━━━ Supplied material

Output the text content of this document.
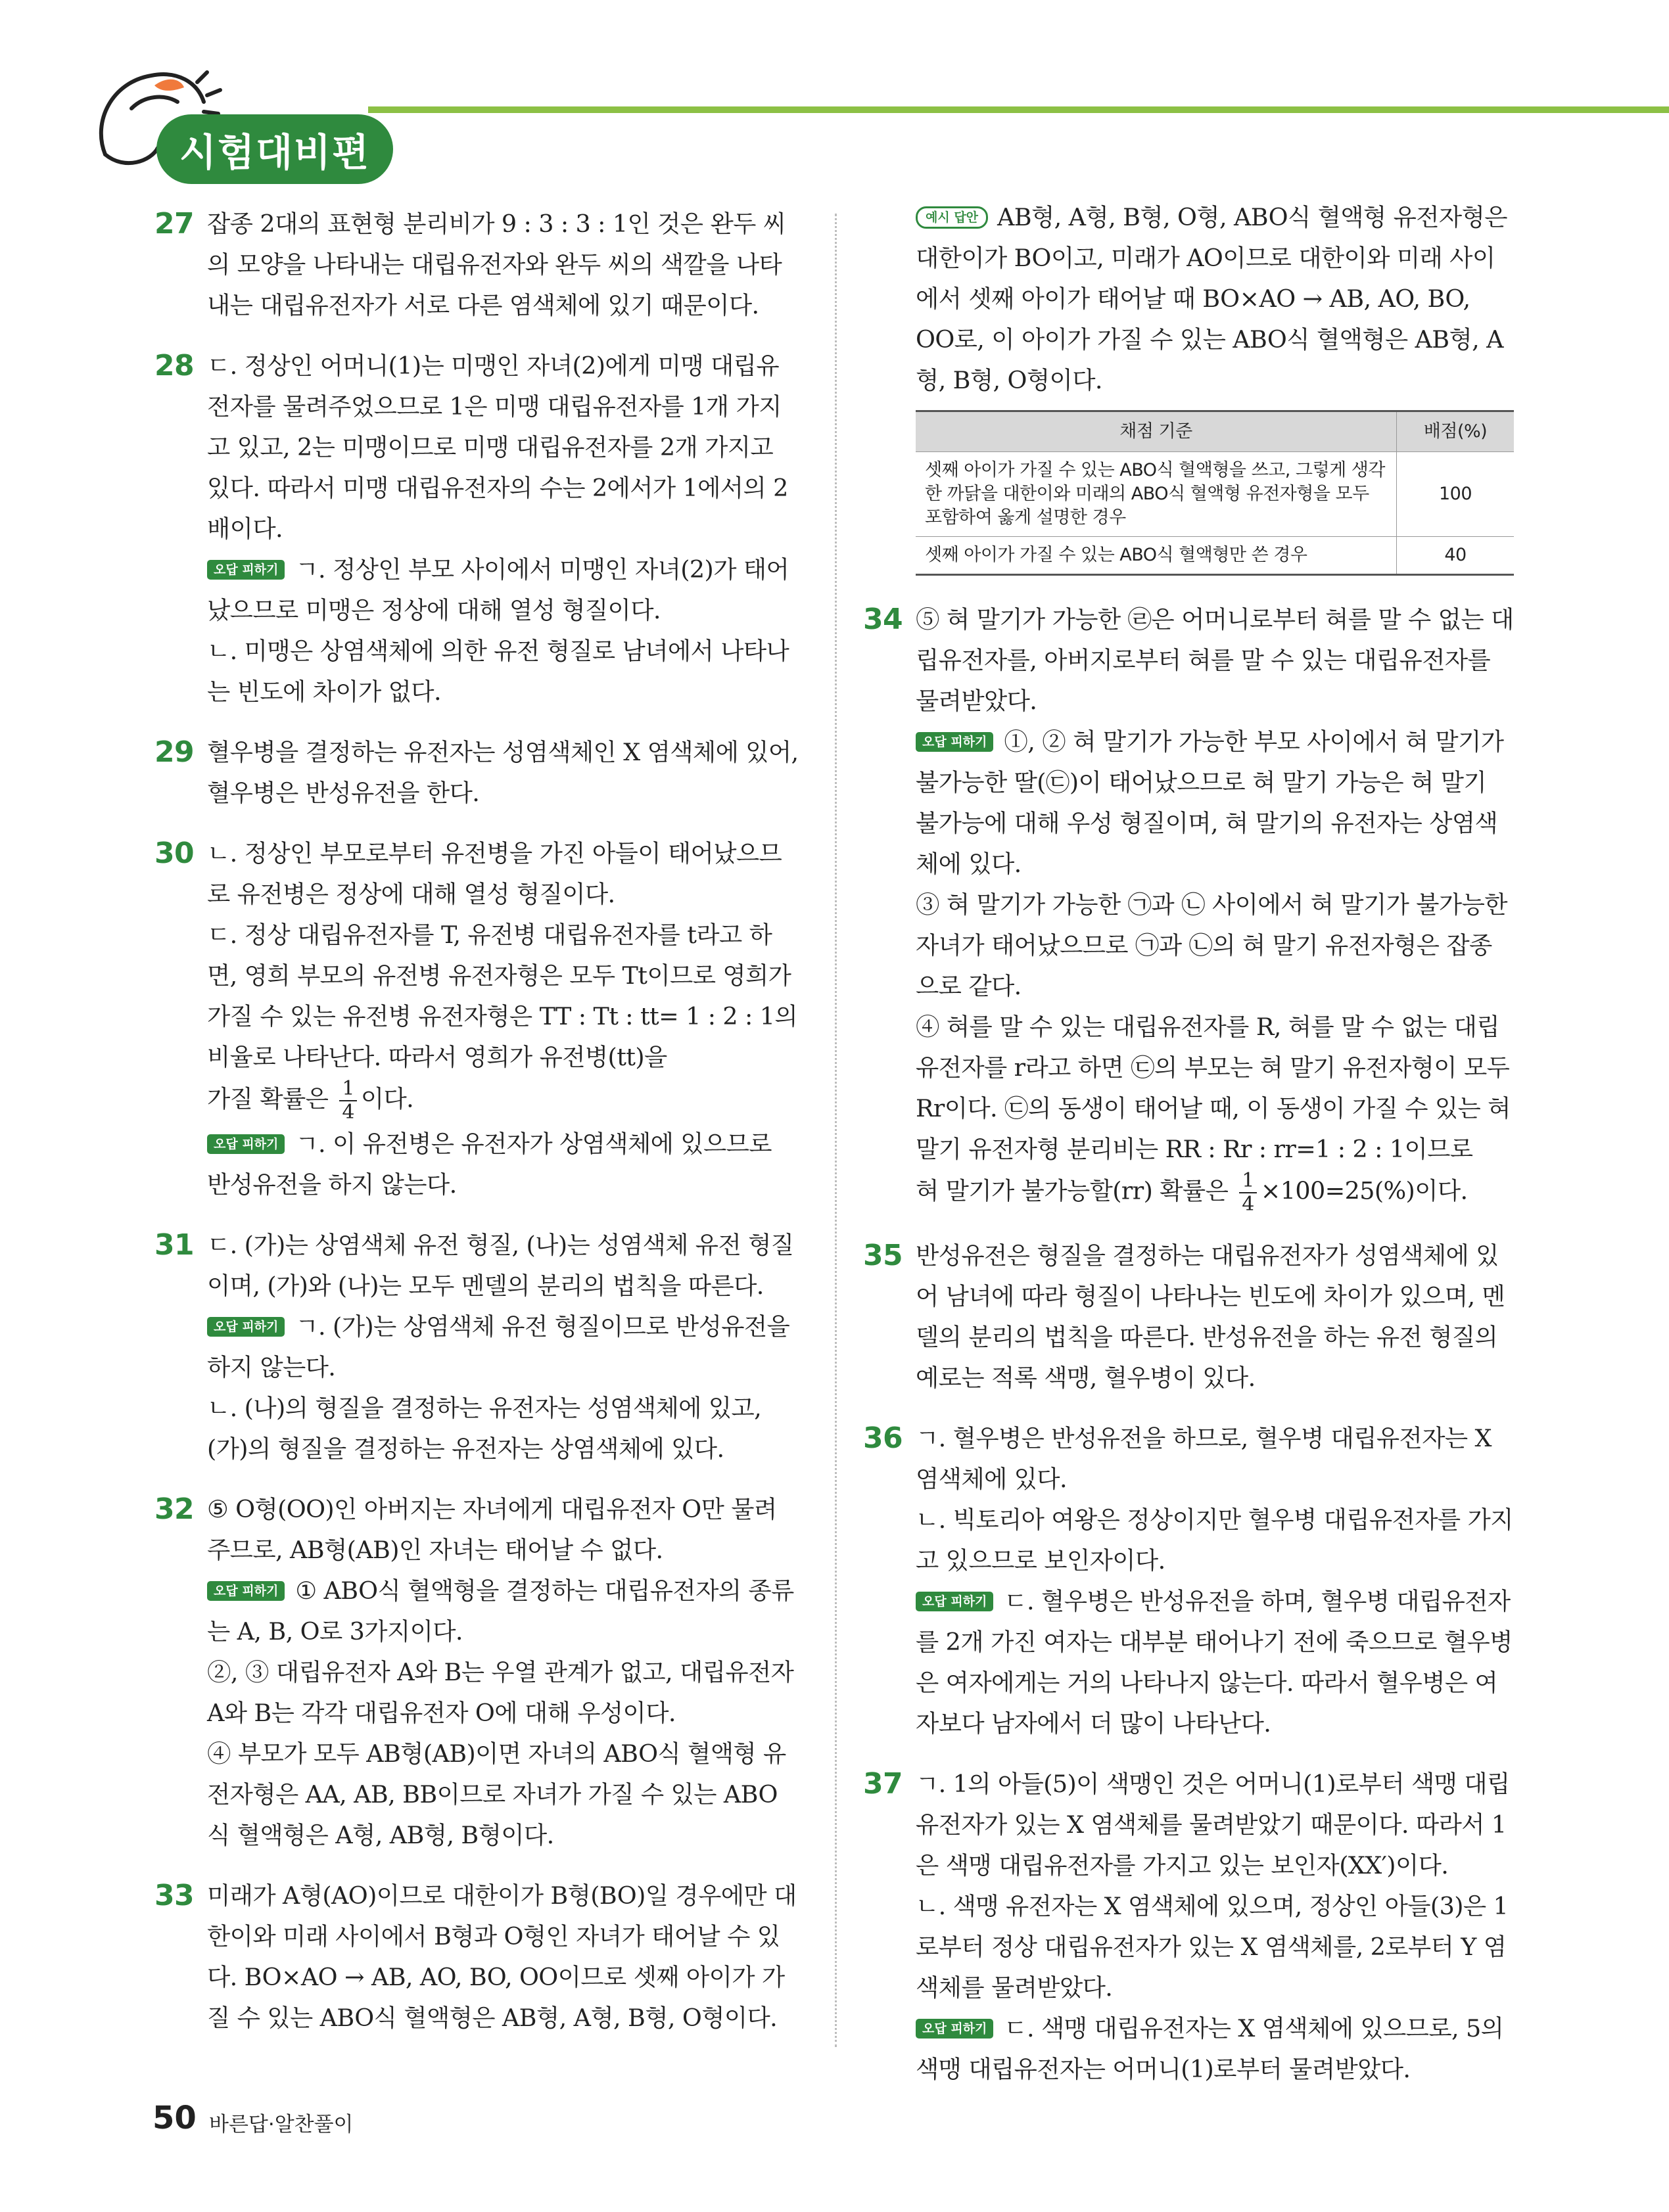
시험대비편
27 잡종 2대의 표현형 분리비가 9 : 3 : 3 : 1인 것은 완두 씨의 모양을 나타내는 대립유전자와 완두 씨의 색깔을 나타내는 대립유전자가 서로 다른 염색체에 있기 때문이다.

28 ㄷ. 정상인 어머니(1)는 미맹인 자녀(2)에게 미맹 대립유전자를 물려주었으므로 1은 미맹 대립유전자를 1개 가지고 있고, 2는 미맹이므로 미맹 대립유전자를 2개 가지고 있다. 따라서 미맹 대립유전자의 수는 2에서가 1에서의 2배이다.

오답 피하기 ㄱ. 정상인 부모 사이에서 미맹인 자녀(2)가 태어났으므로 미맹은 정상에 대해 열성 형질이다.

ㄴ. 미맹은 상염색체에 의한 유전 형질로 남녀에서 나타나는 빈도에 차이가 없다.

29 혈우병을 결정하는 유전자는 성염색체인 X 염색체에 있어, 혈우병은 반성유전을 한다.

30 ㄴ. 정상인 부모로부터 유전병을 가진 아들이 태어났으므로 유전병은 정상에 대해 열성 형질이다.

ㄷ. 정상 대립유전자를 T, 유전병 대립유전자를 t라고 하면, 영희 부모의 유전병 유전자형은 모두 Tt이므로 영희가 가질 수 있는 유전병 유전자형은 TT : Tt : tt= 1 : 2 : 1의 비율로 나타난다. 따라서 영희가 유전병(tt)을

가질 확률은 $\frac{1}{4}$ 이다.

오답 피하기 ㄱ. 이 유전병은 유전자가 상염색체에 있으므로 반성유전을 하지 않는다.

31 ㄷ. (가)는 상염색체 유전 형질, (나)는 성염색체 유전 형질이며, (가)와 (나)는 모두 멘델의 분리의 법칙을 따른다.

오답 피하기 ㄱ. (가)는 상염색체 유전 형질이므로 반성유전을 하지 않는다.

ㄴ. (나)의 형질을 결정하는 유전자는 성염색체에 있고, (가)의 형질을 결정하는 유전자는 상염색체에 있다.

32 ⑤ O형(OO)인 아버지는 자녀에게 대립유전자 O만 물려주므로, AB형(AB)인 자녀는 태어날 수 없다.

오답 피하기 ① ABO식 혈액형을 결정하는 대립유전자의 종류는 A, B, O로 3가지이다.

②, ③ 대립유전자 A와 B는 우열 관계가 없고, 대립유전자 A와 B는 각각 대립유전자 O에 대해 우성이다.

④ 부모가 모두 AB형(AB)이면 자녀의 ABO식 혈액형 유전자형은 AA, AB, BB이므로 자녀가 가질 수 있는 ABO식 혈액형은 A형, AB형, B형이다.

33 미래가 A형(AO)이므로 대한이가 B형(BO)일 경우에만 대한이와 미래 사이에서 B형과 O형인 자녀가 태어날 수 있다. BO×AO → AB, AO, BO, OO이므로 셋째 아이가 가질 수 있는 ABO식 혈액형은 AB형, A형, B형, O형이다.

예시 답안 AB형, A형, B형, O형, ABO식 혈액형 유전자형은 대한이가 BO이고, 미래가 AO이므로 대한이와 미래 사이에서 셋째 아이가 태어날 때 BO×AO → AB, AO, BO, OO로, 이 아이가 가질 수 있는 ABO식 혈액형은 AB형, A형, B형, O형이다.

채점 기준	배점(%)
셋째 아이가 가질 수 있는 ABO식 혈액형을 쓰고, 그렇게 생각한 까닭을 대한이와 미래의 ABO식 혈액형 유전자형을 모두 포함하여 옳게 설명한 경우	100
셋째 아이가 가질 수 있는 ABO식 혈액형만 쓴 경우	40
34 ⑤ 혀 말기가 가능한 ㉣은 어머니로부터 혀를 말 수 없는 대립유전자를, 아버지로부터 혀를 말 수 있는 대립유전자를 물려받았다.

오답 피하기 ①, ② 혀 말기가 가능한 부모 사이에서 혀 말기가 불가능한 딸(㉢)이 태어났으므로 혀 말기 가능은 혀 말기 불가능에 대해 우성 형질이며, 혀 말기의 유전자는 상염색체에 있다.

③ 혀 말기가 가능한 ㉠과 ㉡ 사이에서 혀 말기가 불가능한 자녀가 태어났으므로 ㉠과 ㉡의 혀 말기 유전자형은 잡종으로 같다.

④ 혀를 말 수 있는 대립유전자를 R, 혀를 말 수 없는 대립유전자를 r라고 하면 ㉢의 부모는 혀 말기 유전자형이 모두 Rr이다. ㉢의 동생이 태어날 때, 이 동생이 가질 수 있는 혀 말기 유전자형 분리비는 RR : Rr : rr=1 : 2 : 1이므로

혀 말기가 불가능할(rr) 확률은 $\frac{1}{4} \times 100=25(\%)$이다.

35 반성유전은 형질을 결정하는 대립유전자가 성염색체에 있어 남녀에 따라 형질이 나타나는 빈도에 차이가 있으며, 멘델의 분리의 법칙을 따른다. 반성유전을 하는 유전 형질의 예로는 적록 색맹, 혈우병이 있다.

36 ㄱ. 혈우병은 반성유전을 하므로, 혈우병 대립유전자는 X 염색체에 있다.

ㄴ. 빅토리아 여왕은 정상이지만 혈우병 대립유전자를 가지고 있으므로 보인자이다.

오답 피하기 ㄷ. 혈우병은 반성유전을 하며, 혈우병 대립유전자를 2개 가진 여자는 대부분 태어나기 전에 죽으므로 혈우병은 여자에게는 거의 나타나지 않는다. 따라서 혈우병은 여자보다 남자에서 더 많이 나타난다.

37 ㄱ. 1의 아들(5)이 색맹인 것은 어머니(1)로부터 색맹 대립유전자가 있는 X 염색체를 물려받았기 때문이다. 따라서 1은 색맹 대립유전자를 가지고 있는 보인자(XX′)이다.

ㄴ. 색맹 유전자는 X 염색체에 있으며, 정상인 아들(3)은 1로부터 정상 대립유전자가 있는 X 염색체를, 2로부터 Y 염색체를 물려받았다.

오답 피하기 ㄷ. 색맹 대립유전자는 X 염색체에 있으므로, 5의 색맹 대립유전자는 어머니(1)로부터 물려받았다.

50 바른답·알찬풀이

━━━━━━
━━━ Supplied material

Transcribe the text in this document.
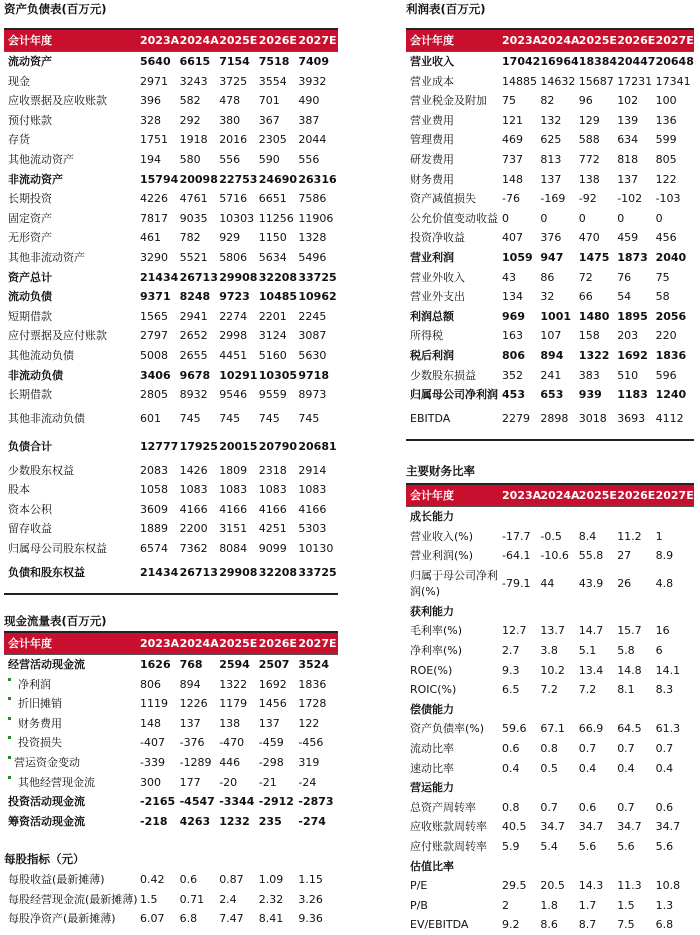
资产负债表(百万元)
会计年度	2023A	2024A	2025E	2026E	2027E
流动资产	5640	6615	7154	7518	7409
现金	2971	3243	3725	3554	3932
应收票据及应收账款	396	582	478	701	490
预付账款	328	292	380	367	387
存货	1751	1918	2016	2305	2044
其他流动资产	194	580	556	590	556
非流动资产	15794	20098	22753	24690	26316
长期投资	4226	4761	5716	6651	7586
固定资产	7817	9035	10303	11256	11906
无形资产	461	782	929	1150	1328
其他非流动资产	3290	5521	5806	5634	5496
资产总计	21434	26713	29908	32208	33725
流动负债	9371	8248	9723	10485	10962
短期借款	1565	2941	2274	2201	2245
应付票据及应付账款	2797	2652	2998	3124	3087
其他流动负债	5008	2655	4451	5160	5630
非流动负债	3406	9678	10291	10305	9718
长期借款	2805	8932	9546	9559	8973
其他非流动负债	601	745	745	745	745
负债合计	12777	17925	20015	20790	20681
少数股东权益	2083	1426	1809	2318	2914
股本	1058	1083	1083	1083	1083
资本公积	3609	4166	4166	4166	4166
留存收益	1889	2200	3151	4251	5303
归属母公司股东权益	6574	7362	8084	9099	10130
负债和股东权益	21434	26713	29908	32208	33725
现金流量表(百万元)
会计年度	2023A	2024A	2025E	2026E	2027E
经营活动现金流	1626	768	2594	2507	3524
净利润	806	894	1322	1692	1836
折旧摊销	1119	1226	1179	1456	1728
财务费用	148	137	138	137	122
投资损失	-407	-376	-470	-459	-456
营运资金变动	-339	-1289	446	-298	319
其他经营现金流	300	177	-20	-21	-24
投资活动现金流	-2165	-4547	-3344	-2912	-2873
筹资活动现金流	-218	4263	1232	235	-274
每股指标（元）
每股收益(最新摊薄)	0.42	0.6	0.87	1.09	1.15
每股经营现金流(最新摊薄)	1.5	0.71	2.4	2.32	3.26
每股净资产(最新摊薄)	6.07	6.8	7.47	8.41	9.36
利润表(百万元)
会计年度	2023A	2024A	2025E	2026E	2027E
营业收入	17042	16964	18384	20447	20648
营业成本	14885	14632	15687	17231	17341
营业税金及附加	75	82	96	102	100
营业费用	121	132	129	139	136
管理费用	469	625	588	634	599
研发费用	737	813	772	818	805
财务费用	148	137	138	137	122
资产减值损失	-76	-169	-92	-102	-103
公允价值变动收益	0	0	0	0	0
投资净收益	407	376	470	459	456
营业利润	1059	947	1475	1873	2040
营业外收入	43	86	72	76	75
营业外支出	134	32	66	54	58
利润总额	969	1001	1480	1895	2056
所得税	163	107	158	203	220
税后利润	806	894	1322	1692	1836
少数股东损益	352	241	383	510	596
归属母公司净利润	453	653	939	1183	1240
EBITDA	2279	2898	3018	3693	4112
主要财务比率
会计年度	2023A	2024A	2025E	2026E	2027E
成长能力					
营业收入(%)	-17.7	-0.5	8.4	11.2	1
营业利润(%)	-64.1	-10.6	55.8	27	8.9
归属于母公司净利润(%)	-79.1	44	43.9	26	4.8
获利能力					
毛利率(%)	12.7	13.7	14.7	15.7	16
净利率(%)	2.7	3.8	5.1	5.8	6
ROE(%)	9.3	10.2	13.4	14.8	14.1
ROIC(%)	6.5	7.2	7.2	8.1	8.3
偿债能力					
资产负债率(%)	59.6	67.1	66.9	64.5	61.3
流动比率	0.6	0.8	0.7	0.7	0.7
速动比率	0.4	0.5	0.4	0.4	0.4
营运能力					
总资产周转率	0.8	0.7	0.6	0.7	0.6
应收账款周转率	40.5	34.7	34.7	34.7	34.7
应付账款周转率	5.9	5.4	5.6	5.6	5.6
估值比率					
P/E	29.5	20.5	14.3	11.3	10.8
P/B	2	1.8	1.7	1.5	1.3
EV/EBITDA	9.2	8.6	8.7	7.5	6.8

━━━━━━
━━━ Supplied material

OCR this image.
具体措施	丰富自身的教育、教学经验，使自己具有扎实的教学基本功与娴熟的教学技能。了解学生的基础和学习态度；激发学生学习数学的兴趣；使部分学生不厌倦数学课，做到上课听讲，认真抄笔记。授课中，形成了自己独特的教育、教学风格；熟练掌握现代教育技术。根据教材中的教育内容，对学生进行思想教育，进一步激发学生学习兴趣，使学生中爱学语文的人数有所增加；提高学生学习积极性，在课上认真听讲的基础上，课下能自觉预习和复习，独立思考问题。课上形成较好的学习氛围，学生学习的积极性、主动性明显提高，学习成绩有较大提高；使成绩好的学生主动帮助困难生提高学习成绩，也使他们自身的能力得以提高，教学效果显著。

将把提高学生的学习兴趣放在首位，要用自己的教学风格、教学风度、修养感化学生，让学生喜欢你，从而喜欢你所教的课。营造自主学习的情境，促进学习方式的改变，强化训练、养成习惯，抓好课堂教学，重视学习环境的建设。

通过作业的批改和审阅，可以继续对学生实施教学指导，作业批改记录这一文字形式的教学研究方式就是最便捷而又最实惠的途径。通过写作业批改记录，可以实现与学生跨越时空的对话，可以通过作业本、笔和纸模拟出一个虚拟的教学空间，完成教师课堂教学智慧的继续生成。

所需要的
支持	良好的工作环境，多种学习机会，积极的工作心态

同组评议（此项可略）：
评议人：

━━━━━━

Scan the lines for the string "EBITDA". Pick out every line that has it.

* Exercise answer
EBITDA	2279	2898	3018	3693	4112
EV/EBITDA	9.2	8.6	8.7	7.5	6.8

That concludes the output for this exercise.